▸ **STATED EXERCISE**:
Retype the data that follows line by line, exactly, and leave its pictures out.

▸ **RECORD EXCERPTS**:

··········

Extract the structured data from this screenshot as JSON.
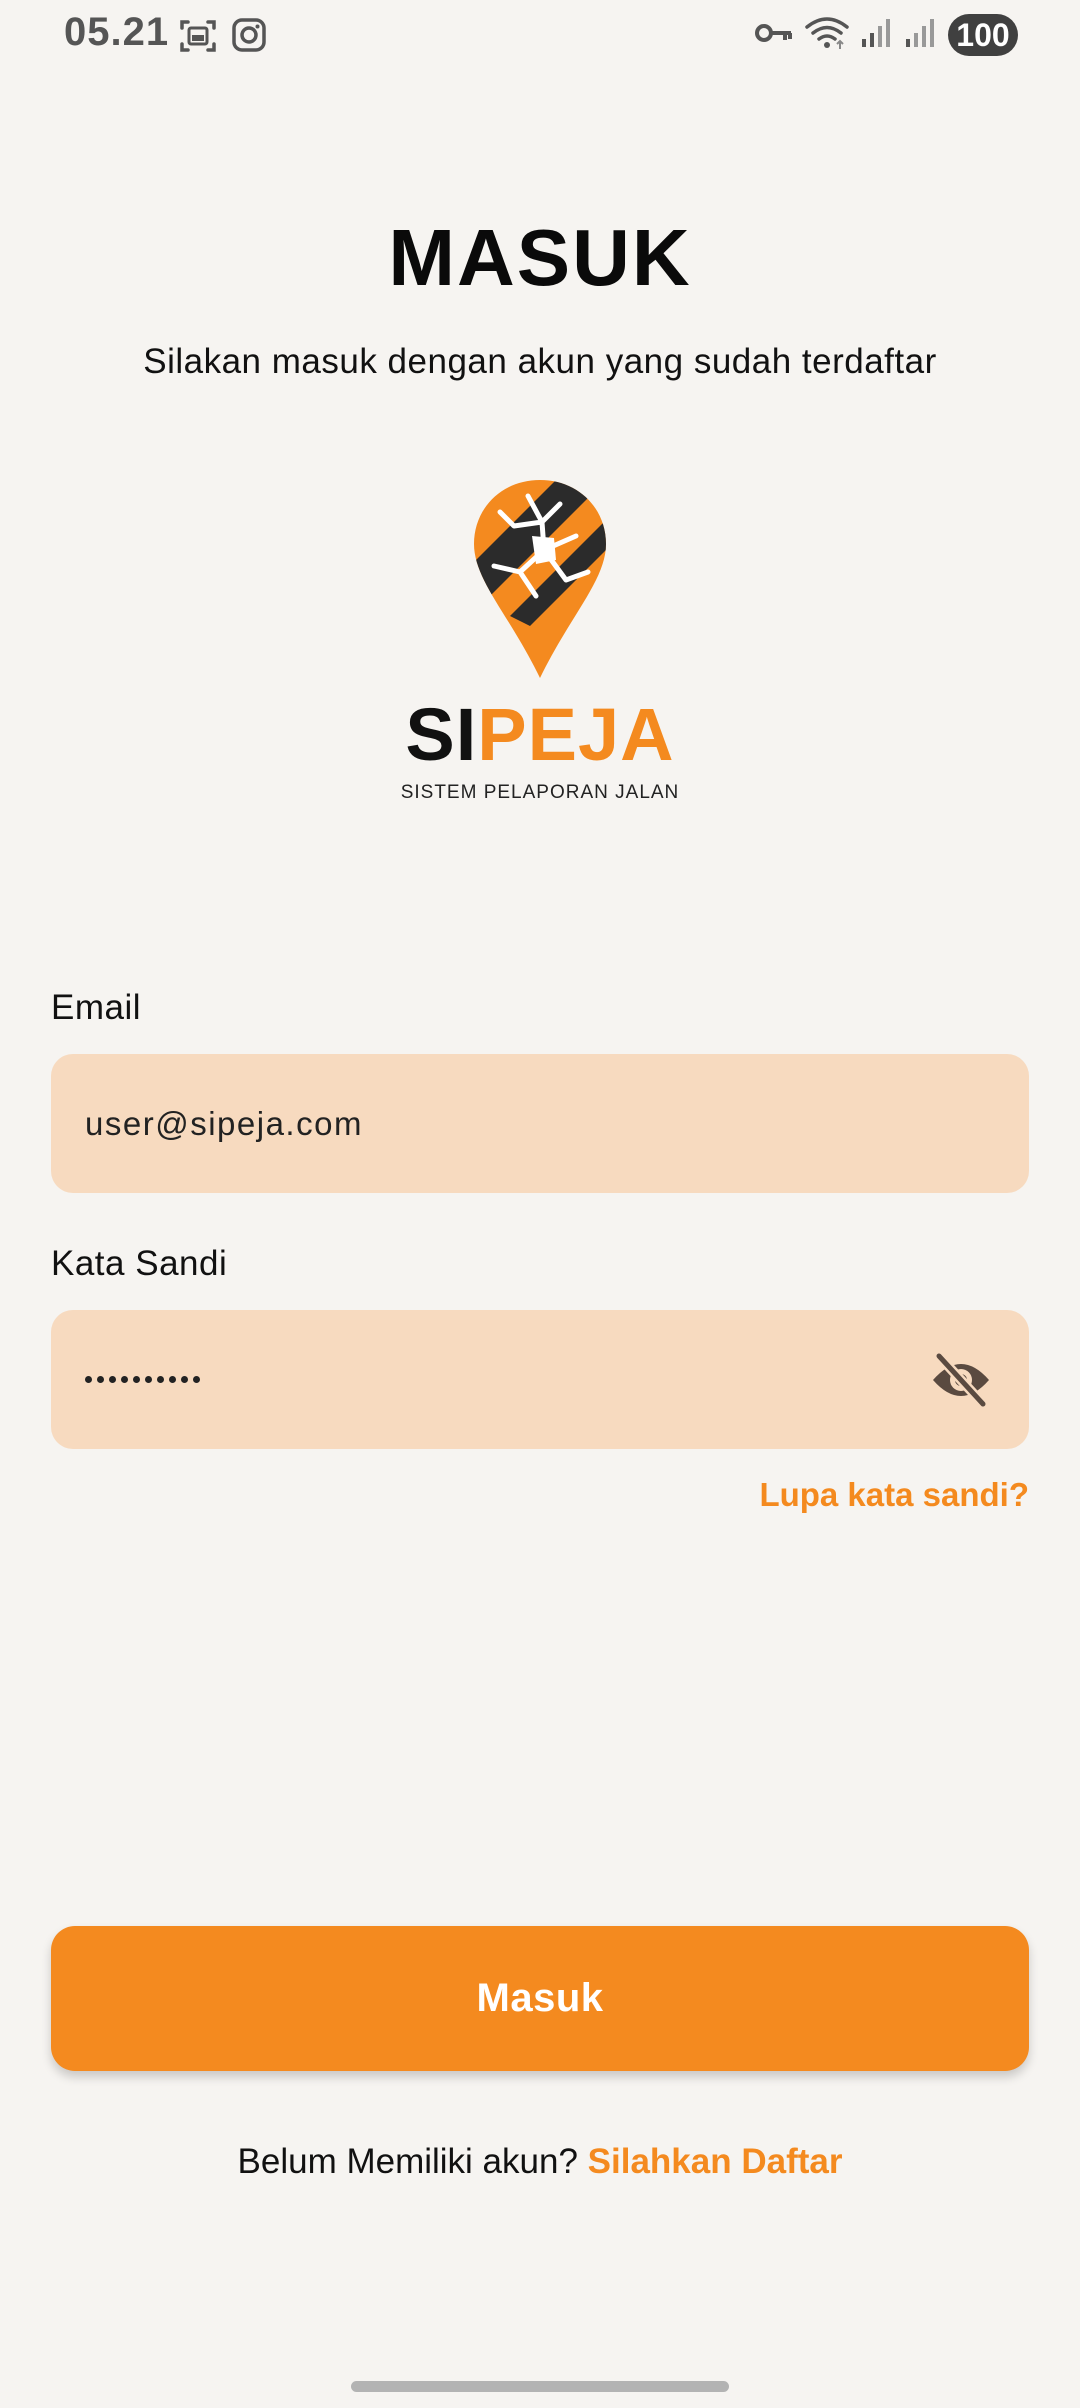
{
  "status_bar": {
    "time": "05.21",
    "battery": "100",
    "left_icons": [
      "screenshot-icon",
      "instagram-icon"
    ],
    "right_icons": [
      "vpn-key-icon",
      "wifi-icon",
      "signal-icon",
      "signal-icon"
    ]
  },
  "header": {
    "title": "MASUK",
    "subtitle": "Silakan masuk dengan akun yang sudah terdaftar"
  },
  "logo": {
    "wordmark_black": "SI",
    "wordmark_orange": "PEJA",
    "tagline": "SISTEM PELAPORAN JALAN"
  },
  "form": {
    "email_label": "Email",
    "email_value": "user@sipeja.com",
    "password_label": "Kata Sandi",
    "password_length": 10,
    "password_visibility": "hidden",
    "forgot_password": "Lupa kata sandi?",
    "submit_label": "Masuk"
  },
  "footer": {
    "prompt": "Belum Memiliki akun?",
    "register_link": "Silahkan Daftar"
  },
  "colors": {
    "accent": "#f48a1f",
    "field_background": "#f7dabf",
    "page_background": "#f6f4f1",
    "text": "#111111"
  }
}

··········

▸ **OUTPUT BELOW**:
Extract the structured data from this screenshot as JSON.
{
  "status_bar": {
    "time": "05.21",
    "battery": "100",
    "left_icons": [
      "screenshot-icon",
      "instagram-icon"
    ],
    "right_icons": [
      "vpn-key-icon",
      "wifi-icon",
      "signal-icon",
      "signal-icon"
    ]
  },
  "header": {
    "title": "MASUK",
    "subtitle": "Silakan masuk dengan akun yang sudah terdaftar"
  },
  "logo": {
    "wordmark_black": "SI",
    "wordmark_orange": "PEJA",
    "tagline": "SISTEM PELAPORAN JALAN"
  },
  "form": {
    "email_label": "Email",
    "email_value": "user@sipeja.com",
    "password_label": "Kata Sandi",
    "password_length": 10,
    "password_visibility": "hidden",
    "forgot_password": "Lupa kata sandi?",
    "submit_label": "Masuk"
  },
  "footer": {
    "prompt": "Belum Memiliki akun?",
    "register_link": "Silahkan Daftar"
  },
  "colors": {
    "accent": "#f48a1f",
    "field_background": "#f7dabf",
    "page_background": "#f6f4f1",
    "text": "#111111"
  }
}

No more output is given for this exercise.